● **What is required**
Repeat all of the material exactly as given.

● **Provided records**
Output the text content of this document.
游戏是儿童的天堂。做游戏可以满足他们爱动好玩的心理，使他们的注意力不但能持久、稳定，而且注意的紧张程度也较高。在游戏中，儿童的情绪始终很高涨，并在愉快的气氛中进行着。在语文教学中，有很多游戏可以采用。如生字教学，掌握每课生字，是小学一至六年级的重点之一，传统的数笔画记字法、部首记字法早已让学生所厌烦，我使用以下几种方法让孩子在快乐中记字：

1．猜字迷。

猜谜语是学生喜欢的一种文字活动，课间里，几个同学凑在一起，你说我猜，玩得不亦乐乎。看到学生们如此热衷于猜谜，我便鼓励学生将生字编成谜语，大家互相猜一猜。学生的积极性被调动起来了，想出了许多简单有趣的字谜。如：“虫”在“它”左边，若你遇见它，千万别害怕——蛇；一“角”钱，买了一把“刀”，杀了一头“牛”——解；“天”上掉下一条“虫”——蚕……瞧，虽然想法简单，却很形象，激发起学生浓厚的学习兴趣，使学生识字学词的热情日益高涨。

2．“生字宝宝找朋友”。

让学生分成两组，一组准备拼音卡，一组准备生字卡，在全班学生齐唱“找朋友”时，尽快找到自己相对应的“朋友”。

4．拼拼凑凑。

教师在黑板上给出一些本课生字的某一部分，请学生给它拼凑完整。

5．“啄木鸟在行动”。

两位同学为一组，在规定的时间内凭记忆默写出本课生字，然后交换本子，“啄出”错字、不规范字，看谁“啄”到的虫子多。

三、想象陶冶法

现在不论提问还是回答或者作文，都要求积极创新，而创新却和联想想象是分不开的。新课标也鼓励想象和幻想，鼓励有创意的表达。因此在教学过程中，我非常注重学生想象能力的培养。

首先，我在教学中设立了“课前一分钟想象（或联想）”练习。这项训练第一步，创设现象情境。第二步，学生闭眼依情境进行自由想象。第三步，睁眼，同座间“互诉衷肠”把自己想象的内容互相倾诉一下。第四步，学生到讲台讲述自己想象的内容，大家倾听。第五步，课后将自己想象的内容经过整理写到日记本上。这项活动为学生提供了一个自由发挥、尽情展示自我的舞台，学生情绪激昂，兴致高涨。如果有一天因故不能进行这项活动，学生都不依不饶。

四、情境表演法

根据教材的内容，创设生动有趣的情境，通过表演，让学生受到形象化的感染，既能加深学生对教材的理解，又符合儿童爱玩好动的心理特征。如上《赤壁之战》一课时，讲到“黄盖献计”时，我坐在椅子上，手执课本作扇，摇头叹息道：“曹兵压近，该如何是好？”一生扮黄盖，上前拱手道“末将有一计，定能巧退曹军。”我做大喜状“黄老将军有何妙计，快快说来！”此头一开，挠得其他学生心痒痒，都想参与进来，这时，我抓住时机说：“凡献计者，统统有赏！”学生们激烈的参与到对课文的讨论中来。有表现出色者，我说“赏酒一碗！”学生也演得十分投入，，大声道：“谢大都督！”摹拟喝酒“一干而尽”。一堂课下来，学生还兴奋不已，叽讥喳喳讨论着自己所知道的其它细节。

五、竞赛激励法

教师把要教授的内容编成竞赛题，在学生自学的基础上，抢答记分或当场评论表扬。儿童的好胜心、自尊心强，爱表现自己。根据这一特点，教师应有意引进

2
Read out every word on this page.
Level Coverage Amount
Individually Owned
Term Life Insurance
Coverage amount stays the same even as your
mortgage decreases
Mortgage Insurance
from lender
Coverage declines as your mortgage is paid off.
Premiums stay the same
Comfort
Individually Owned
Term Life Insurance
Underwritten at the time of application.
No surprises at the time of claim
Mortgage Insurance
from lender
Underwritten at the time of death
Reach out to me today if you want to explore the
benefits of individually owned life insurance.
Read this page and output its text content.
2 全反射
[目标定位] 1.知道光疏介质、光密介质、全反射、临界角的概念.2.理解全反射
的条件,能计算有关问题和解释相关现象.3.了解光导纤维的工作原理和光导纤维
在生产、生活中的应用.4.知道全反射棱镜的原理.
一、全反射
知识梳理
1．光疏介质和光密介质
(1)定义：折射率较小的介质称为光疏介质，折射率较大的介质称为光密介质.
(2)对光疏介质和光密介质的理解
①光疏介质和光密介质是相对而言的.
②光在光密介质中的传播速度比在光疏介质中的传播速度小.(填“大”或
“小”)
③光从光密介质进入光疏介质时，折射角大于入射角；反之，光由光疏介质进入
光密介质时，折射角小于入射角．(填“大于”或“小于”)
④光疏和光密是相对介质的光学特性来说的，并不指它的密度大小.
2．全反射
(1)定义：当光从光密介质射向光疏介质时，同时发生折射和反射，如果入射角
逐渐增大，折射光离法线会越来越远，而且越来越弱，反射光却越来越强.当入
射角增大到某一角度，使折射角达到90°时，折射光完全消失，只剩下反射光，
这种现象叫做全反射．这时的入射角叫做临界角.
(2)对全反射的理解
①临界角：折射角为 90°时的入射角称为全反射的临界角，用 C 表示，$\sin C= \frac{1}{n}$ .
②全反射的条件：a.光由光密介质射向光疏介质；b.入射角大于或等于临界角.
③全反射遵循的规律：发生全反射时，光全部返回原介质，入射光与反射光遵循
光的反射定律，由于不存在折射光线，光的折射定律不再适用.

● **Solution to this problem**
Output the text content of this document.
游戏是儿童的天堂。做游戏可以满足他们爱动好玩的心理，使他们的注意力不但能持久、稳定，而且注意的紧张程度也较高。在游戏中，儿童的情绪始终很高涨，并在愉快的气氛中进行着。在语文教学中，有很多游戏可以采用。如生字教学，掌握每课生字，是小学一至六年级的重点之一，传统的数笔画记字法、部首记字法早已让学生所厌烦，我使用以下几种方法让孩子在快乐中记字：

1．猜字迷。

猜谜语是学生喜欢的一种文字活动，课间里，几个同学凑在一起，你说我猜，玩得不亦乐乎。看到学生们如此热衷于猜谜，我便鼓励学生将生字编成谜语，大家互相猜一猜。学生的积极性被调动起来了，想出了许多简单有趣的字谜。如：“虫”在“它”左边，若你遇见它，千万别害怕——蛇；一“角”钱，买了一把“刀”，杀了一头“牛”——解；“天”上掉下一条“虫”——蚕……瞧，虽然想法简单，却很形象，激发起学生浓厚的学习兴趣，使学生识字学词的热情日益高涨。

2．“生字宝宝找朋友”。

让学生分成两组，一组准备拼音卡，一组准备生字卡，在全班学生齐唱“找朋友”时，尽快找到自己相对应的“朋友”。

4．拼拼凑凑。

教师在黑板上给出一些本课生字的某一部分，请学生给它拼凑完整。

5．“啄木鸟在行动”。

两位同学为一组，在规定的时间内凭记忆默写出本课生字，然后交换本子，“啄出”错字、不规范字，看谁“啄”到的虫子多。

三、想象陶冶法

现在不论提问还是回答或者作文，都要求积极创新，而创新却和联想想象是分不开的。新课标也鼓励想象和幻想，鼓励有创意的表达。因此在教学过程中，我非常注重学生想象能力的培养。

首先，我在教学中设立了“课前一分钟想象（或联想）”练习。这项训练第一步，创设现象情境。第二步，学生闭眼依情境进行自由想象。第三步，睁眼，同座间“互诉衷肠”把自己想象的内容互相倾诉一下。第四步，学生到讲台讲述自己想象的内容，大家倾听。第五步，课后将自己想象的内容经过整理写到日记本上。这项活动为学生提供了一个自由发挥、尽情展示自我的舞台，学生情绪激昂，兴致高涨。如果有一天因故不能进行这项活动，学生都不依不饶。

四、情境表演法

根据教材的内容，创设生动有趣的情境，通过表演，让学生受到形象化的感染，既能加深学生对教材的理解，又符合儿童爱玩好动的心理特征。如上《赤壁之战》一课时，讲到“黄盖献计”时，我坐在椅子上，手执课本作扇，摇头叹息道：“曹兵压近，该如何是好？”一生扮黄盖，上前拱手道“末将有一计，定能巧退曹军。”我做大喜状“黄老将军有何妙计，快快说来！”此头一开，挠得其他学生心痒痒，都想参与进来，这时，我抓住时机说：“凡献计者，统统有赏！”学生们激烈的参与到对课文的讨论中来。有表现出色者，我说“赏酒一碗！”学生也演得十分投入，，大声道：“谢大都督！”摹拟喝酒“一干而尽”。一堂课下来，学生还兴奋不已，叽讥喳喳讨论着自己所知道的其它细节。

五、竞赛激励法

教师把要教授的内容编成竞赛题，在学生自学的基础上，抢答记分或当场评论表扬。儿童的好胜心、自尊心强，爱表现自己。根据这一特点，教师应有意引进

2
Read out every word on this page.
Level Coverage Amount
Individually Owned
Term Life Insurance
Coverage amount stays the same even as your
mortgage decreases
Mortgage Insurance
from lender
Coverage declines as your mortgage is paid off.
Premiums stay the same
Comfort
Individually Owned
Term Life Insurance
Underwritten at the time of application.
No surprises at the time of claim
Mortgage Insurance
from lender
Underwritten at the time of death
Reach out to me today if you want to explore the
benefits of individually owned life insurance.
Read this page and output its text content.
2 全反射
[目标定位] 1.知道光疏介质、光密介质、全反射、临界角的概念.2.理解全反射
的条件,能计算有关问题和解释相关现象.3.了解光导纤维的工作原理和光导纤维
在生产、生活中的应用.4.知道全反射棱镜的原理.
一、全反射
知识梳理
1．光疏介质和光密介质
(1)定义：折射率较小的介质称为光疏介质，折射率较大的介质称为光密介质.
(2)对光疏介质和光密介质的理解
①光疏介质和光密介质是相对而言的.
②光在光密介质中的传播速度比在光疏介质中的传播速度小.(填“大”或
“小”)
③光从光密介质进入光疏介质时，折射角大于入射角；反之，光由光疏介质进入
光密介质时，折射角小于入射角．(填“大于”或“小于”)
④光疏和光密是相对介质的光学特性来说的，并不指它的密度大小.
2．全反射
(1)定义：当光从光密介质射向光疏介质时，同时发生折射和反射，如果入射角
逐渐增大，折射光离法线会越来越远，而且越来越弱，反射光却越来越强.当入
射角增大到某一角度，使折射角达到90°时，折射光完全消失，只剩下反射光，
这种现象叫做全反射．这时的入射角叫做临界角.
(2)对全反射的理解
①临界角：折射角为 90°时的入射角称为全反射的临界角，用 C 表示，$\sin C= \frac{1}{n}$ .
②全反射的条件：a.光由光密介质射向光疏介质；b.入射角大于或等于临界角.
③全反射遵循的规律：发生全反射时，光全部返回原介质，入射光与反射光遵循
光的反射定律，由于不存在折射光线，光的折射定律不再适用.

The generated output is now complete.